- **WRITTEN INSTRUCTION**: Output every record below exactly as it appears.

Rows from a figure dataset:
_ _ _ _ _

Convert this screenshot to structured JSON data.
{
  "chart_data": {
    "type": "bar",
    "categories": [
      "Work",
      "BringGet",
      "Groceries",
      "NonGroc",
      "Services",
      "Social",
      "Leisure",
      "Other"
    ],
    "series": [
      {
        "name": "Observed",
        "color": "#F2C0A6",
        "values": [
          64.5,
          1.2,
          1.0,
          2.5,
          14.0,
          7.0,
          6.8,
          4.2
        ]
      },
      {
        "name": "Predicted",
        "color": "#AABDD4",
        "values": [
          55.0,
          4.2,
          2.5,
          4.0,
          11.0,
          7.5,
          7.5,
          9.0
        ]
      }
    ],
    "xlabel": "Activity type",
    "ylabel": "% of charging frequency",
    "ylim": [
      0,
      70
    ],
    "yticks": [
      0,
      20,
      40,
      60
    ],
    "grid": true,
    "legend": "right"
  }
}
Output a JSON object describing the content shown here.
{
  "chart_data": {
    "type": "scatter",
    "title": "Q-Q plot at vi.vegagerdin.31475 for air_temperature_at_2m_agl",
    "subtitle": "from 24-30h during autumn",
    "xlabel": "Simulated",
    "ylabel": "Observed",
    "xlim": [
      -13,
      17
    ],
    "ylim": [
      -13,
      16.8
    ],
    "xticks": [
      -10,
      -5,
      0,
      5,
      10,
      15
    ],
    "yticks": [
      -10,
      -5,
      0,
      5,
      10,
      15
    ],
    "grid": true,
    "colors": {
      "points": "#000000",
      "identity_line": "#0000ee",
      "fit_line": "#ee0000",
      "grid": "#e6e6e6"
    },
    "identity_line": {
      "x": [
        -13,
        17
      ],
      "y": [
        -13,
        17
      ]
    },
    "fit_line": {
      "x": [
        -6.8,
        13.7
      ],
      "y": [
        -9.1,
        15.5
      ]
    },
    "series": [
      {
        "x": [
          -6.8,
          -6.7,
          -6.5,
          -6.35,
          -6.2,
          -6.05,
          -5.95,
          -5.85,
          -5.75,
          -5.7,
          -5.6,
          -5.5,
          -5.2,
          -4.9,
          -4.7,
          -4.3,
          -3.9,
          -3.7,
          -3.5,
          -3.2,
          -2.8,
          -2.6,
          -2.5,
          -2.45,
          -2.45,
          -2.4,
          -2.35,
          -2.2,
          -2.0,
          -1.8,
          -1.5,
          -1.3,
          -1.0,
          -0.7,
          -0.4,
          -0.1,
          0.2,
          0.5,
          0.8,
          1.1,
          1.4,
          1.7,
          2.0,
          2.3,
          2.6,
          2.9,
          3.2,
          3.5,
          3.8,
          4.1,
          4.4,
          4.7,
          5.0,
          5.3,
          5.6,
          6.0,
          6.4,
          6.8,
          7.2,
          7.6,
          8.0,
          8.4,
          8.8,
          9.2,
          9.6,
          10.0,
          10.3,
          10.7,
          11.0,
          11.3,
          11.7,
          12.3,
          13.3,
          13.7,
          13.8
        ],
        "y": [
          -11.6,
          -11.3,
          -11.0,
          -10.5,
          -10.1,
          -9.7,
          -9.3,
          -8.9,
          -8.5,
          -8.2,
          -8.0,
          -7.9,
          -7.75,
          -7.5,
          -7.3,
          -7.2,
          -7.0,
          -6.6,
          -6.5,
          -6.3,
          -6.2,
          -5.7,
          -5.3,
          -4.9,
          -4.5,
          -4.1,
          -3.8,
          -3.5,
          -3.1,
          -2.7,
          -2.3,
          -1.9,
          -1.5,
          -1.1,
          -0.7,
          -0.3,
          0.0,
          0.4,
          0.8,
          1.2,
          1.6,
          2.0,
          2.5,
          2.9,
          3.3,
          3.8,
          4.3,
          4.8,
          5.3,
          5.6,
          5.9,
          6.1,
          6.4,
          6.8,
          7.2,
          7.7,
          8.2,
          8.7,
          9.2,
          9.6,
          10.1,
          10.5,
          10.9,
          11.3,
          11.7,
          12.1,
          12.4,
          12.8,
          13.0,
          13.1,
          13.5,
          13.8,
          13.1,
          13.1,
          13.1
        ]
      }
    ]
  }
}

_ _ _ _ _

- **RESULT**:
Convert this screenshot to structured JSON data.
{
  "chart_data": {
    "type": "bar",
    "categories": [
      "Work",
      "BringGet",
      "Groceries",
      "NonGroc",
      "Services",
      "Social",
      "Leisure",
      "Other"
    ],
    "series": [
      {
        "name": "Observed",
        "color": "#F2C0A6",
        "values": [
          64.5,
          1.2,
          1.0,
          2.5,
          14.0,
          7.0,
          6.8,
          4.2
        ]
      },
      {
        "name": "Predicted",
        "color": "#AABDD4",
        "values": [
          55.0,
          4.2,
          2.5,
          4.0,
          11.0,
          7.5,
          7.5,
          9.0
        ]
      }
    ],
    "xlabel": "Activity type",
    "ylabel": "% of charging frequency",
    "ylim": [
      0,
      70
    ],
    "yticks": [
      0,
      20,
      40,
      60
    ],
    "grid": true,
    "legend": "right"
  }
}
Output a JSON object describing the content shown here.
{
  "chart_data": {
    "type": "scatter",
    "title": "Q-Q plot at vi.vegagerdin.31475 for air_temperature_at_2m_agl",
    "subtitle": "from 24-30h during autumn",
    "xlabel": "Simulated",
    "ylabel": "Observed",
    "xlim": [
      -13,
      17
    ],
    "ylim": [
      -13,
      16.8
    ],
    "xticks": [
      -10,
      -5,
      0,
      5,
      10,
      15
    ],
    "yticks": [
      -10,
      -5,
      0,
      5,
      10,
      15
    ],
    "grid": true,
    "colors": {
      "points": "#000000",
      "identity_line": "#0000ee",
      "fit_line": "#ee0000",
      "grid": "#e6e6e6"
    },
    "identity_line": {
      "x": [
        -13,
        17
      ],
      "y": [
        -13,
        17
      ]
    },
    "fit_line": {
      "x": [
        -6.8,
        13.7
      ],
      "y": [
        -9.1,
        15.5
      ]
    },
    "series": [
      {
        "x": [
          -6.8,
          -6.7,
          -6.5,
          -6.35,
          -6.2,
          -6.05,
          -5.95,
          -5.85,
          -5.75,
          -5.7,
          -5.6,
          -5.5,
          -5.2,
          -4.9,
          -4.7,
          -4.3,
          -3.9,
          -3.7,
          -3.5,
          -3.2,
          -2.8,
          -2.6,
          -2.5,
          -2.45,
          -2.45,
          -2.4,
          -2.35,
          -2.2,
          -2.0,
          -1.8,
          -1.5,
          -1.3,
          -1.0,
          -0.7,
          -0.4,
          -0.1,
          0.2,
          0.5,
          0.8,
          1.1,
          1.4,
          1.7,
          2.0,
          2.3,
          2.6,
          2.9,
          3.2,
          3.5,
          3.8,
          4.1,
          4.4,
          4.7,
          5.0,
          5.3,
          5.6,
          6.0,
          6.4,
          6.8,
          7.2,
          7.6,
          8.0,
          8.4,
          8.8,
          9.2,
          9.6,
          10.0,
          10.3,
          10.7,
          11.0,
          11.3,
          11.7,
          12.3,
          13.3,
          13.7,
          13.8
        ],
        "y": [
          -11.6,
          -11.3,
          -11.0,
          -10.5,
          -10.1,
          -9.7,
          -9.3,
          -8.9,
          -8.5,
          -8.2,
          -8.0,
          -7.9,
          -7.75,
          -7.5,
          -7.3,
          -7.2,
          -7.0,
          -6.6,
          -6.5,
          -6.3,
          -6.2,
          -5.7,
          -5.3,
          -4.9,
          -4.5,
          -4.1,
          -3.8,
          -3.5,
          -3.1,
          -2.7,
          -2.3,
          -1.9,
          -1.5,
          -1.1,
          -0.7,
          -0.3,
          0.0,
          0.4,
          0.8,
          1.2,
          1.6,
          2.0,
          2.5,
          2.9,
          3.3,
          3.8,
          4.3,
          4.8,
          5.3,
          5.6,
          5.9,
          6.1,
          6.4,
          6.8,
          7.2,
          7.7,
          8.2,
          8.7,
          9.2,
          9.6,
          10.1,
          10.5,
          10.9,
          11.3,
          11.7,
          12.1,
          12.4,
          12.8,
          13.0,
          13.1,
          13.5,
          13.8,
          13.1,
          13.1,
          13.1
        ]
      }
    ]
  }
}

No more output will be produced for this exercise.